[[ PASSAGE FOR REVIEW open ]]
Imaging expanded tissue samples generates huge amounts of data — up to tens of terabytes per sample — so the researchers also had to devise highly parallelized computational image-processing techniques that could break down the data into smaller chunks, analyze it, and stitch it back together into a coherent whole.
In the Science paper, the researchers demonstrated the power of their new technique by imaging layers of neurons in the somatosensory cortex of mice, after expanding the tissue volume fourfold. They focused on a type of neuron known as pyramidal cells, one of the most common excitatory neurons found in the nervous system. To locate synapses, or connections, between these neurons, they labeled proteins found in the presynaptic and postsynaptic regions of the cells. This also allowed them to compare the density of synapses in different parts of the cortex.
Using this technique, it is possible to analyze millions of synapses in just a few days.
“We counted clusters of postsynaptic markers across the cortex, and we saw differences in synaptic density in different layers of the cortex,” Gao says. “Using electron microscopy, this would have taken years to complete.”
The researchers also studied patterns of axon myelination in different neurons. Myelin is a fatty substance that insulates axons and whose disruption is a hallmark of multiple sclerosis. The researchers were able to compute the thickness of the myelin coating in different segments of axons, and they measured the gaps between stretches of myelin, which are important because they help conduct electrical signals. Previously, this kind of myelin tracing would have required months to years for human annotators to perform.
This technology can also be used to image tiny organelles inside neurons. In the new paper, the researchers identified mitochondria and lysosomes, and they also measured variations in the shapes of these organelles.
The researchers demonstrated that this technique could be used to analyze brain tissue from other organisms as well; they used it to image the entire brain of the fruit fly, which is the size of a poppy seed and contains about 100,000 neurons. In one set of experiments, they traced an olfactory circuit that extends across several brain regions, imaged all dopaminergic neurons, and counted all synapses across the brain. By comparing multiple animals, they also found differences in the numbers and arrangements of synaptic boutons within each animal’s olfactory circuit.
In future work, Boyden envisions that this technique could be used to trace circuits that control memory formation and recall, to study how sensory input leads to a specific behavior, or to analyze how emotions are coupled to decision-making.
“These are all questions at a scale that you can’t answer with classical technologies,” he says.
The system could also have applications beyond neuroscience, Boyden says. His lab is planning to work with other researchers to study how HIV evades the immune system, and the technology could also be adapted to study how cancer cells interact with surrounding cells, including immune cells.
The research was funded by John Doerr, K. Lisa Yang and Y. Eva Tan, the Open Philanthropy Project, the National Institutes of Health, the Howard Hughes Medical Institute, the HHMI-Simons Faculty Scholars Program, the U.S. Army Research Laboratory and Army Research Office, the US-Israel Binational Science Foundation, Biogen, and Ionis Pharmaceuticals.
[[ PASSAGE FOR REVIEW closed ]]
[[ MATERIAL SUPPLIED open ]]
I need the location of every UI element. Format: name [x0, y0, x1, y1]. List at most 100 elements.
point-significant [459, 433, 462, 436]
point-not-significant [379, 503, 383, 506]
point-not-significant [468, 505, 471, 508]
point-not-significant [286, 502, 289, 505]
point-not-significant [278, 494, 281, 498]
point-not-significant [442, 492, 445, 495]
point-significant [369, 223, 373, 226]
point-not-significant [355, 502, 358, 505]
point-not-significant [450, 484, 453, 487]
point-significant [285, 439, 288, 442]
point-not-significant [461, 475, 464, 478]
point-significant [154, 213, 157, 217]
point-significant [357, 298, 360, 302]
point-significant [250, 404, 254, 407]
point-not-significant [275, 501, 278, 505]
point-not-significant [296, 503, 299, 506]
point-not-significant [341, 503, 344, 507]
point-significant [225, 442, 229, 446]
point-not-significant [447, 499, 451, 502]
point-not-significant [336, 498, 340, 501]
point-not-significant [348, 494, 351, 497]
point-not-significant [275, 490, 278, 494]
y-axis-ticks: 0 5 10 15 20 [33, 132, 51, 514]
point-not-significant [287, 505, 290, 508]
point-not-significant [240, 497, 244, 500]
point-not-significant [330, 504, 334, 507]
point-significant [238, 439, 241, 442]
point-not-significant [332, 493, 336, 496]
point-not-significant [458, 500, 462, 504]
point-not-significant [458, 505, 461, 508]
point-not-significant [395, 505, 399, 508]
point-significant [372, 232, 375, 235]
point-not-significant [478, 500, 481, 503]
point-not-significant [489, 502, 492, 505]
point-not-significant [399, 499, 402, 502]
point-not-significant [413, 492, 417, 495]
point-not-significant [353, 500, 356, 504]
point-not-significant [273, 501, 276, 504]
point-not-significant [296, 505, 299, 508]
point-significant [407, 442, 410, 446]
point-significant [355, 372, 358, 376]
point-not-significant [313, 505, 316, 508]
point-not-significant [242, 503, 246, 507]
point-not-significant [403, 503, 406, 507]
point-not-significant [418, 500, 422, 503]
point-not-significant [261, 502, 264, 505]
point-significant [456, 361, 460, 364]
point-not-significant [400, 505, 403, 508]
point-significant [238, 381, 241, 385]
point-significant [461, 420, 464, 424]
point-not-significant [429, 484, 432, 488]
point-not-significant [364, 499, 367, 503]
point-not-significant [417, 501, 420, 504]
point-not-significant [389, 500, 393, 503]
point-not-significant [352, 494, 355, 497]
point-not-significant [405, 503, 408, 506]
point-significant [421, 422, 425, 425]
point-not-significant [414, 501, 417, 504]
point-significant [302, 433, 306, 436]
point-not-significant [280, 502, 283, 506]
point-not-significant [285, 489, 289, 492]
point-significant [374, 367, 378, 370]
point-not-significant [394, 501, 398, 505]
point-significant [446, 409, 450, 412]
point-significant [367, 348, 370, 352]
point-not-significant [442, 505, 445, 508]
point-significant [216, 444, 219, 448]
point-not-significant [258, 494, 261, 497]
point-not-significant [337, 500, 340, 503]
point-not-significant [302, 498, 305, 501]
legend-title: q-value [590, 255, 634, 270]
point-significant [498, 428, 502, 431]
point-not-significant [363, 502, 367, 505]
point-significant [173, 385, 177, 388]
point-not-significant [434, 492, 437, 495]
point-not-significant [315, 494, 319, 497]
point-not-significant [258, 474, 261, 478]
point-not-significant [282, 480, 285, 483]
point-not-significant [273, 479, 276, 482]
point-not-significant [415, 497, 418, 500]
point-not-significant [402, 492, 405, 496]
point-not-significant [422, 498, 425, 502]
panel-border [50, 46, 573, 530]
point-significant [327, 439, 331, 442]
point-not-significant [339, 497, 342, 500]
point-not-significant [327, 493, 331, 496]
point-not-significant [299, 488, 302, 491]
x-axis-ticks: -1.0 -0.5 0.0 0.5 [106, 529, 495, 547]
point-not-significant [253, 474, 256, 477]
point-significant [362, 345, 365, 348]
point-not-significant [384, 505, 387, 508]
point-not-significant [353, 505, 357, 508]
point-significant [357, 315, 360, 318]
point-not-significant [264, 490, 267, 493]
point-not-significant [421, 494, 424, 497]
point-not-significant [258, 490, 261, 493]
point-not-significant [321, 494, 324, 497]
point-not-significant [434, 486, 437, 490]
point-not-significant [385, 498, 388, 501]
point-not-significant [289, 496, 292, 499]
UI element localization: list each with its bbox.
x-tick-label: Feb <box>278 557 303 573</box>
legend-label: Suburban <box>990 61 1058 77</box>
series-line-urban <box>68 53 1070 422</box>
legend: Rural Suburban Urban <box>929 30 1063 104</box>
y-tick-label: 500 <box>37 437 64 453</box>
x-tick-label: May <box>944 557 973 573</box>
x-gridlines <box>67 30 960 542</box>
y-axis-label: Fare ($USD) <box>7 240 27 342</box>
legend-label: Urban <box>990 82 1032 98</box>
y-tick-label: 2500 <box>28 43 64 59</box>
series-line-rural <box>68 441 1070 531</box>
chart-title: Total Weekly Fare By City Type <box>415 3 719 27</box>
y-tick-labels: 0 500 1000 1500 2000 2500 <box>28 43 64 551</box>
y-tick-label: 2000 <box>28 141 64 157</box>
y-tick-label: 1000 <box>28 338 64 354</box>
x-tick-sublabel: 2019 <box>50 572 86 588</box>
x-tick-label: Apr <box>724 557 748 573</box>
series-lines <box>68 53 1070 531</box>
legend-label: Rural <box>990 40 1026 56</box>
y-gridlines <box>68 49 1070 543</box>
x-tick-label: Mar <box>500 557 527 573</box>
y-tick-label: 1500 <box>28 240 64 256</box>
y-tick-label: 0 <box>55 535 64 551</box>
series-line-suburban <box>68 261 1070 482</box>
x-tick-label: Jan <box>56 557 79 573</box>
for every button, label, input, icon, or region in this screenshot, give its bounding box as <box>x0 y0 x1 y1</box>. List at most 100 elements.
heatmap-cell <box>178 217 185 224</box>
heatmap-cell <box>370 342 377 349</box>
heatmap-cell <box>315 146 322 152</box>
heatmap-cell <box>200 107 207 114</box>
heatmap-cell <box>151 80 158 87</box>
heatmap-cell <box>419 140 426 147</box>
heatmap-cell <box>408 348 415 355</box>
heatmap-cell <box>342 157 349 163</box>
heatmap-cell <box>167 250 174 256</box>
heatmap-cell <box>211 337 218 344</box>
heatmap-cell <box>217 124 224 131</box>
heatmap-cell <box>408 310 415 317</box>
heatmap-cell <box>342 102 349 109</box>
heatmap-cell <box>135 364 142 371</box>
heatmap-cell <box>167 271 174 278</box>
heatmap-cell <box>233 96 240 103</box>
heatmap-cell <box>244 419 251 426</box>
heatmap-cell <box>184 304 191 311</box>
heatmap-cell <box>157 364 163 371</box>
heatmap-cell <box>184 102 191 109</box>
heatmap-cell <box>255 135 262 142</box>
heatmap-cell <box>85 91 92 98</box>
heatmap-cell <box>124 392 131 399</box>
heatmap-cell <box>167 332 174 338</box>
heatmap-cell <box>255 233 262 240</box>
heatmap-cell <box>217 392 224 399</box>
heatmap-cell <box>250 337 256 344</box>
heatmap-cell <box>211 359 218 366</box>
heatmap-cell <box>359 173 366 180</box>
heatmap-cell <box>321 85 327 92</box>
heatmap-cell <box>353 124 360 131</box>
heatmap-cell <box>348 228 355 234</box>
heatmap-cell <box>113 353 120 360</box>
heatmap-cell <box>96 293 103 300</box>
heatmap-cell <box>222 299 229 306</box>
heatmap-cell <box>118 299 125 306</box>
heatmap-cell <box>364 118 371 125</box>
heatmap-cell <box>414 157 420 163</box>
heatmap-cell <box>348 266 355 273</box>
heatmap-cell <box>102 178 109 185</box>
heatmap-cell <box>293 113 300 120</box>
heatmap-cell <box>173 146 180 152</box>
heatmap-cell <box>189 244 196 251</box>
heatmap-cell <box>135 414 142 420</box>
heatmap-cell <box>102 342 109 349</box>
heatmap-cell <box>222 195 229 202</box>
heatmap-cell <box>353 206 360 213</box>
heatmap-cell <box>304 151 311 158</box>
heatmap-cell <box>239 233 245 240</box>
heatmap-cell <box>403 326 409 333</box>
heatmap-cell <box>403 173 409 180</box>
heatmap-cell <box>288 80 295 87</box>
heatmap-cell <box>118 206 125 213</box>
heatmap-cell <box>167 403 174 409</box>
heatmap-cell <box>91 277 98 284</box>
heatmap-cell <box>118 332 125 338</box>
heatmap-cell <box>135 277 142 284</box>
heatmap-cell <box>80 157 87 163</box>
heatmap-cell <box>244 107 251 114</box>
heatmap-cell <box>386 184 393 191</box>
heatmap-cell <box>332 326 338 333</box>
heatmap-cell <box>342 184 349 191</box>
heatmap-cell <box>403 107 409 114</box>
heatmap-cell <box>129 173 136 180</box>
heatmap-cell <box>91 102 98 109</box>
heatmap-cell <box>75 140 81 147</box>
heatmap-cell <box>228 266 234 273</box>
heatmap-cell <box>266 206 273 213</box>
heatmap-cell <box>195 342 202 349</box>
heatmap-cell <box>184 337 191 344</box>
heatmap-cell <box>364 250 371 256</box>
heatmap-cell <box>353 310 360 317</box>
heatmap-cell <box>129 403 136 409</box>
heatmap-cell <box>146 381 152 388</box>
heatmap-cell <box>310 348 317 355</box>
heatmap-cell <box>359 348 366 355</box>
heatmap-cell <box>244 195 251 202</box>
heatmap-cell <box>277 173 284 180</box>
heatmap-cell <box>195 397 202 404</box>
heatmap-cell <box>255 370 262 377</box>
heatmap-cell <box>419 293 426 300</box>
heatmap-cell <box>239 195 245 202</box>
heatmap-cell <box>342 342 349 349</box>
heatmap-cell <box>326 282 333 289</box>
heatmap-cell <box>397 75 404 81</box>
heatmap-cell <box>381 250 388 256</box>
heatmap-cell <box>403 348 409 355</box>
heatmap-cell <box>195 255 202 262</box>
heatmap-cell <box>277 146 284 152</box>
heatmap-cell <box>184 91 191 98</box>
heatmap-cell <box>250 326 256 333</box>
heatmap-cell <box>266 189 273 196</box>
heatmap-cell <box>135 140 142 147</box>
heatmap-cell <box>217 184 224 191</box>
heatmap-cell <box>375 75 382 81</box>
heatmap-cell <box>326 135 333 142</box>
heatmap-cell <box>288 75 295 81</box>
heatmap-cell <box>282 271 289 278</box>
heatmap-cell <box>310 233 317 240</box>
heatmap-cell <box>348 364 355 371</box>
[[ MATERIAL SUPPLIED closed ]]
WORK INSTRUCTIONS:
According to the passage on expanded-tissue imaging, about how many neurons does the fruit fly brain contain?

REPLY:
About 100,000 neurons.